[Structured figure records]
● ● ● ●

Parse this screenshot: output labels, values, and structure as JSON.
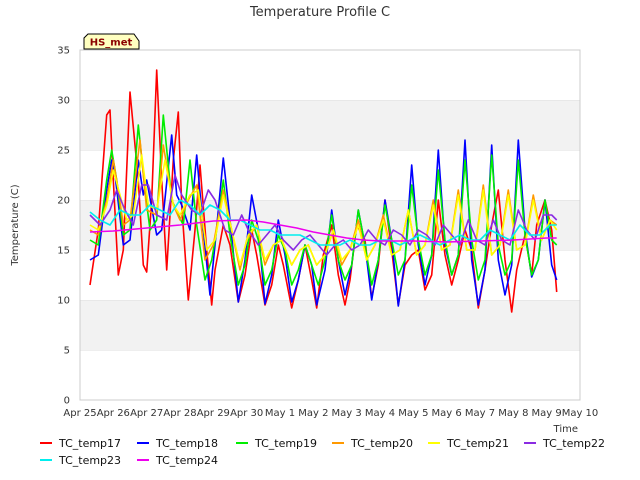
{
  "chart_data": {
    "type": "line",
    "title": "Temperature Profile C",
    "xlabel": "Time",
    "ylabel": "Temperature (C)",
    "annotation": "HS_met",
    "grid": true,
    "ylim": [
      0,
      35
    ],
    "y_ticks": [
      0,
      5,
      10,
      15,
      20,
      25,
      30,
      35
    ],
    "xlim": [
      0,
      15
    ],
    "x_ticks": [
      {
        "x": 0,
        "label": "Apr 25"
      },
      {
        "x": 1,
        "label": "Apr 26"
      },
      {
        "x": 2,
        "label": "Apr 27"
      },
      {
        "x": 3,
        "label": "Apr 28"
      },
      {
        "x": 4,
        "label": "Apr 29"
      },
      {
        "x": 5,
        "label": "Apr 30"
      },
      {
        "x": 6,
        "label": "May 1"
      },
      {
        "x": 7,
        "label": "May 2"
      },
      {
        "x": 8,
        "label": "May 3"
      },
      {
        "x": 9,
        "label": "May 4"
      },
      {
        "x": 10,
        "label": "May 5"
      },
      {
        "x": 11,
        "label": "May 6"
      },
      {
        "x": 12,
        "label": "May 7"
      },
      {
        "x": 13,
        "label": "May 8"
      },
      {
        "x": 14,
        "label": "May 9"
      },
      {
        "x": 15,
        "label": "May 10"
      }
    ],
    "x_units": "days since Apr 25",
    "legend_position": "bottom",
    "series": [
      {
        "name": "TC_temp17",
        "color": "#ff0000",
        "x": [
          0.3,
          0.55,
          0.8,
          0.9,
          1.0,
          1.15,
          1.3,
          1.5,
          1.75,
          1.9,
          2.0,
          2.15,
          2.3,
          2.45,
          2.6,
          2.8,
          2.95,
          3.05,
          3.25,
          3.45,
          3.6,
          3.8,
          3.95,
          4.05,
          4.3,
          4.5,
          4.75,
          4.95,
          5.15,
          5.3,
          5.55,
          5.75,
          5.95,
          6.1,
          6.35,
          6.55,
          6.75,
          6.95,
          7.1,
          7.3,
          7.55,
          7.75,
          7.95,
          8.1,
          8.3,
          8.55,
          8.75,
          8.95,
          9.15,
          9.35,
          9.55,
          9.75,
          9.95,
          10.15,
          10.35,
          10.55,
          10.75,
          10.95,
          11.15,
          11.35,
          11.55,
          11.75,
          11.95,
          12.15,
          12.35,
          12.55,
          12.75,
          12.95,
          13.1,
          13.35,
          13.55,
          13.7,
          13.95,
          14.15,
          14.3
        ],
        "y": [
          11.5,
          17.0,
          28.5,
          29.0,
          22.0,
          12.5,
          15.0,
          30.8,
          22.0,
          13.5,
          12.8,
          20.0,
          33.0,
          22.0,
          13.0,
          24.0,
          28.8,
          19.5,
          10.0,
          17.0,
          23.5,
          15.0,
          9.5,
          13.0,
          17.5,
          15.5,
          9.8,
          12.5,
          17.0,
          14.5,
          9.5,
          11.5,
          15.5,
          13.5,
          9.2,
          12.0,
          15.5,
          12.0,
          9.2,
          14.5,
          17.5,
          12.5,
          9.5,
          12.0,
          17.5,
          16.0,
          10.2,
          13.5,
          20.0,
          15.0,
          9.5,
          13.5,
          14.5,
          15.0,
          11.0,
          12.5,
          20.0,
          14.5,
          11.5,
          14.0,
          17.0,
          15.0,
          9.2,
          13.0,
          17.5,
          21.0,
          14.0,
          8.8,
          13.0,
          16.5,
          12.5,
          17.5,
          20.0,
          17.0,
          10.8
        ]
      },
      {
        "name": "TC_temp18",
        "color": "#0000ff",
        "x": [
          0.3,
          0.55,
          0.8,
          0.95,
          1.05,
          1.3,
          1.5,
          1.75,
          1.9,
          2.0,
          2.3,
          2.45,
          2.75,
          2.9,
          3.05,
          3.3,
          3.5,
          3.7,
          3.9,
          4.05,
          4.3,
          4.5,
          4.75,
          4.95,
          5.15,
          5.35,
          5.55,
          5.75,
          5.95,
          6.15,
          6.35,
          6.55,
          6.75,
          6.95,
          7.1,
          7.35,
          7.55,
          7.75,
          7.95,
          8.15,
          8.35,
          8.55,
          8.75,
          8.95,
          9.15,
          9.35,
          9.55,
          9.75,
          9.95,
          10.15,
          10.35,
          10.55,
          10.75,
          10.95,
          11.15,
          11.35,
          11.55,
          11.75,
          11.95,
          12.15,
          12.35,
          12.55,
          12.75,
          12.95,
          13.15,
          13.35,
          13.55,
          13.75,
          13.95,
          14.15,
          14.3
        ],
        "y": [
          14.0,
          14.5,
          21.0,
          24.0,
          22.5,
          15.5,
          16.0,
          24.0,
          20.5,
          22.0,
          16.5,
          17.0,
          26.5,
          20.5,
          19.5,
          17.0,
          24.5,
          17.0,
          10.5,
          15.5,
          24.2,
          18.0,
          9.8,
          14.0,
          20.5,
          17.0,
          9.6,
          12.5,
          18.0,
          14.5,
          9.8,
          12.0,
          15.5,
          13.5,
          9.5,
          13.0,
          19.0,
          14.0,
          10.5,
          13.5,
          19.0,
          15.5,
          10.0,
          14.0,
          20.0,
          16.0,
          9.4,
          14.0,
          23.5,
          15.5,
          11.5,
          14.5,
          25.0,
          15.5,
          12.5,
          14.5,
          26.0,
          14.0,
          9.5,
          13.0,
          25.5,
          14.0,
          10.5,
          13.5,
          26.0,
          17.0,
          12.3,
          14.0,
          20.0,
          13.5,
          12.0
        ]
      },
      {
        "name": "TC_temp19",
        "color": "#00ee00",
        "x": [
          0.3,
          0.55,
          0.8,
          0.95,
          1.1,
          1.3,
          1.5,
          1.75,
          1.95,
          2.1,
          2.3,
          2.5,
          2.75,
          2.95,
          3.1,
          3.3,
          3.5,
          3.75,
          3.95,
          4.1,
          4.3,
          4.5,
          4.75,
          4.95,
          5.15,
          5.35,
          5.55,
          5.75,
          5.95,
          6.15,
          6.35,
          6.55,
          6.75,
          6.95,
          7.15,
          7.35,
          7.55,
          7.75,
          7.95,
          8.15,
          8.35,
          8.55,
          8.75,
          8.95,
          9.15,
          9.35,
          9.55,
          9.75,
          9.95,
          10.15,
          10.35,
          10.55,
          10.75,
          10.95,
          11.15,
          11.35,
          11.55,
          11.75,
          11.95,
          12.15,
          12.35,
          12.55,
          12.75,
          12.95,
          13.15,
          13.35,
          13.55,
          13.75,
          13.95,
          14.15,
          14.3
        ],
        "y": [
          16.0,
          15.5,
          22.0,
          25.0,
          22.0,
          16.5,
          17.0,
          27.5,
          21.0,
          17.0,
          18.0,
          28.5,
          20.0,
          18.5,
          17.5,
          24.0,
          17.5,
          12.0,
          14.0,
          17.0,
          22.0,
          16.5,
          11.5,
          13.5,
          18.0,
          16.0,
          11.5,
          13.0,
          16.5,
          15.0,
          11.5,
          13.0,
          15.5,
          13.5,
          11.5,
          14.0,
          18.5,
          14.0,
          12.0,
          13.5,
          19.0,
          15.5,
          11.5,
          14.0,
          19.5,
          16.0,
          12.5,
          14.0,
          21.5,
          16.0,
          12.5,
          14.5,
          23.0,
          16.0,
          12.5,
          14.5,
          24.0,
          16.0,
          12.0,
          14.0,
          24.5,
          15.5,
          12.5,
          14.0,
          24.0,
          16.5,
          12.5,
          14.0,
          20.0,
          16.0,
          15.5
        ]
      },
      {
        "name": "TC_temp20",
        "color": "#ff9900",
        "x": [
          0.3,
          0.55,
          0.8,
          1.0,
          1.15,
          1.3,
          1.5,
          1.8,
          2.0,
          2.3,
          2.5,
          2.8,
          3.0,
          3.25,
          3.5,
          3.75,
          4.0,
          4.3,
          4.55,
          4.8,
          5.0,
          5.3,
          5.55,
          5.8,
          6.05,
          6.35,
          6.6,
          6.85,
          7.1,
          7.35,
          7.6,
          7.85,
          8.1,
          8.35,
          8.6,
          8.85,
          9.1,
          9.35,
          9.6,
          9.85,
          10.1,
          10.35,
          10.6,
          10.85,
          11.1,
          11.35,
          11.6,
          11.85,
          12.1,
          12.35,
          12.6,
          12.85,
          13.1,
          13.35,
          13.6,
          13.85,
          14.1,
          14.3
        ],
        "y": [
          17.0,
          16.5,
          20.0,
          24.0,
          21.0,
          17.5,
          18.0,
          26.0,
          19.0,
          18.5,
          25.5,
          19.5,
          18.0,
          20.0,
          21.5,
          14.0,
          15.5,
          21.0,
          17.0,
          13.0,
          16.0,
          17.5,
          13.5,
          15.5,
          16.0,
          13.5,
          15.0,
          15.5,
          13.5,
          14.5,
          17.0,
          13.5,
          15.0,
          18.0,
          14.0,
          15.5,
          18.5,
          14.5,
          15.0,
          19.0,
          14.5,
          15.5,
          20.0,
          15.0,
          15.5,
          21.0,
          15.0,
          15.0,
          21.5,
          14.5,
          15.5,
          21.0,
          15.0,
          15.5,
          20.5,
          16.0,
          18.0,
          17.5
        ]
      },
      {
        "name": "TC_temp21",
        "color": "#ffff00",
        "x": [
          0.3,
          0.55,
          0.8,
          1.0,
          1.2,
          1.4,
          1.6,
          1.85,
          2.05,
          2.3,
          2.55,
          2.8,
          3.0,
          3.3,
          3.55,
          3.8,
          4.05,
          4.3,
          4.55,
          4.8,
          5.05,
          5.3,
          5.55,
          5.8,
          6.05,
          6.35,
          6.6,
          6.85,
          7.1,
          7.35,
          7.6,
          7.85,
          8.1,
          8.35,
          8.6,
          8.85,
          9.1,
          9.35,
          9.6,
          9.85,
          10.1,
          10.35,
          10.6,
          10.85,
          11.1,
          11.35,
          11.6,
          11.85,
          12.1,
          12.35,
          12.6,
          12.85,
          13.1,
          13.35,
          13.6,
          13.85,
          14.1,
          14.3
        ],
        "y": [
          17.5,
          17.0,
          19.5,
          23.0,
          20.5,
          18.0,
          18.5,
          24.5,
          19.5,
          19.0,
          24.0,
          19.5,
          18.5,
          20.5,
          21.0,
          15.0,
          16.0,
          20.5,
          17.0,
          13.5,
          16.5,
          17.5,
          14.0,
          15.5,
          16.0,
          13.5,
          15.0,
          15.5,
          13.5,
          14.5,
          17.0,
          14.0,
          15.0,
          17.5,
          14.0,
          15.5,
          18.0,
          14.5,
          15.0,
          19.0,
          14.5,
          15.5,
          19.5,
          15.0,
          15.5,
          20.5,
          15.0,
          15.0,
          21.0,
          14.5,
          15.5,
          20.5,
          15.0,
          15.5,
          20.0,
          16.0,
          18.0,
          17.0
        ]
      },
      {
        "name": "TC_temp22",
        "color": "#8a2be2",
        "x": [
          0.3,
          0.6,
          0.9,
          1.1,
          1.35,
          1.6,
          1.85,
          2.05,
          2.3,
          2.6,
          2.85,
          3.05,
          3.35,
          3.6,
          3.85,
          4.05,
          4.35,
          4.6,
          4.85,
          5.05,
          5.35,
          5.6,
          5.85,
          6.1,
          6.4,
          6.65,
          6.9,
          7.15,
          7.4,
          7.65,
          7.9,
          8.15,
          8.4,
          8.65,
          8.9,
          9.15,
          9.4,
          9.65,
          9.9,
          10.15,
          10.4,
          10.65,
          10.9,
          11.15,
          11.4,
          11.65,
          11.9,
          12.15,
          12.4,
          12.65,
          12.9,
          13.15,
          13.4,
          13.65,
          13.9,
          14.15,
          14.3
        ],
        "y": [
          18.5,
          17.5,
          19.0,
          21.0,
          19.0,
          17.5,
          21.5,
          21.5,
          18.5,
          18.0,
          22.5,
          20.5,
          19.0,
          18.5,
          21.0,
          20.0,
          17.0,
          16.5,
          18.5,
          17.0,
          15.5,
          16.5,
          17.5,
          16.0,
          15.0,
          16.0,
          16.5,
          15.5,
          14.5,
          15.5,
          16.0,
          15.0,
          15.5,
          17.0,
          16.0,
          15.5,
          17.0,
          16.5,
          15.5,
          17.0,
          16.5,
          15.5,
          17.5,
          16.5,
          15.5,
          18.0,
          16.0,
          15.5,
          18.0,
          16.0,
          15.5,
          19.0,
          17.0,
          16.0,
          18.5,
          18.5,
          18.0
        ]
      },
      {
        "name": "TC_temp23",
        "color": "#00eeee",
        "x": [
          0.3,
          0.6,
          0.9,
          1.2,
          1.5,
          1.8,
          2.1,
          2.4,
          2.7,
          3.0,
          3.3,
          3.6,
          3.9,
          4.2,
          4.5,
          4.8,
          5.1,
          5.4,
          5.7,
          6.0,
          6.3,
          6.6,
          6.9,
          7.2,
          7.5,
          7.8,
          8.1,
          8.4,
          8.7,
          9.0,
          9.3,
          9.6,
          9.9,
          10.2,
          10.5,
          10.8,
          11.1,
          11.4,
          11.7,
          12.0,
          12.3,
          12.6,
          12.9,
          13.2,
          13.5,
          13.8,
          14.1,
          14.3
        ],
        "y": [
          18.8,
          18.0,
          17.5,
          19.0,
          18.5,
          18.5,
          19.5,
          19.0,
          18.5,
          20.0,
          19.5,
          18.5,
          19.5,
          19.0,
          18.0,
          18.0,
          17.5,
          17.0,
          17.0,
          16.5,
          16.5,
          16.5,
          16.0,
          15.5,
          15.5,
          15.5,
          16.0,
          15.5,
          15.5,
          16.0,
          16.0,
          15.5,
          16.0,
          16.5,
          16.0,
          15.5,
          16.0,
          16.5,
          16.0,
          16.0,
          17.0,
          16.5,
          16.0,
          17.5,
          16.5,
          16.5,
          17.5,
          17.5
        ]
      },
      {
        "name": "TC_temp24",
        "color": "#ee00ee",
        "x": [
          0.3,
          1.0,
          2.0,
          3.0,
          4.0,
          5.0,
          5.5,
          6.0,
          6.5,
          7.0,
          7.5,
          8.0,
          8.5,
          9.0,
          10.0,
          11.0,
          12.0,
          13.0,
          13.5,
          14.0,
          14.3
        ],
        "y": [
          16.8,
          16.9,
          17.2,
          17.5,
          17.9,
          18.0,
          17.8,
          17.5,
          17.2,
          16.8,
          16.5,
          16.2,
          16.0,
          15.9,
          15.9,
          15.8,
          15.9,
          16.0,
          16.1,
          16.2,
          16.2
        ]
      }
    ]
  }
}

● ● ● ●

Go through the records and show every line with the string "color" in it.

* [Written response]
        "color": "#ff0000",
        "color": "#0000ff",
        "color": "#00ee00",
        "color": "#ff9900",
        "color": "#ffff00",
        "color": "#8a2be2",
        "color": "#00eeee",
        "color": "#ee00ee",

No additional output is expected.